**Records to use**:
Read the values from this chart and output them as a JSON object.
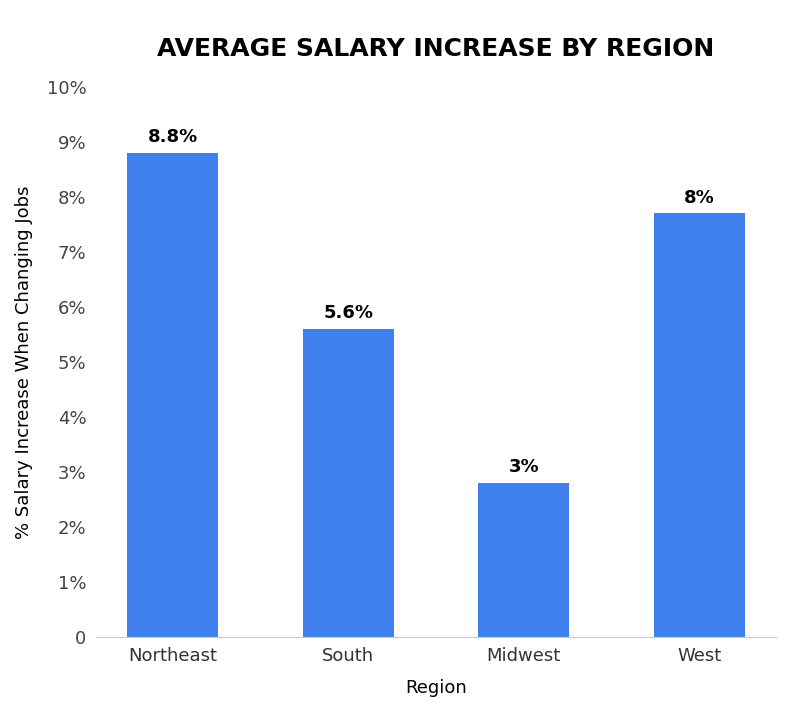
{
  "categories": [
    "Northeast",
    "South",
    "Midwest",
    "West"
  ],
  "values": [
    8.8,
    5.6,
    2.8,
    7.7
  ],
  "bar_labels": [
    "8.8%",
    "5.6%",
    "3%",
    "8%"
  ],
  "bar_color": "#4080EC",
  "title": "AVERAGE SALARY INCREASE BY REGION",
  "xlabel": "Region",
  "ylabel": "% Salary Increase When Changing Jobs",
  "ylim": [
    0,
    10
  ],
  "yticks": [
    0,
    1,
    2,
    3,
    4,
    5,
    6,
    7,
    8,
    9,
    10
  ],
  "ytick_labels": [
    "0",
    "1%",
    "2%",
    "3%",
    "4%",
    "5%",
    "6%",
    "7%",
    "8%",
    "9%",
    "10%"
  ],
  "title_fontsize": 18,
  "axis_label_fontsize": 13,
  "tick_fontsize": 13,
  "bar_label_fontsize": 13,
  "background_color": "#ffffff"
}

**Task prompt**: Which lines contain the word "values"? Return each of them.

**The result**:
Read the values from this chart and output them as a JSON object.
  "values": [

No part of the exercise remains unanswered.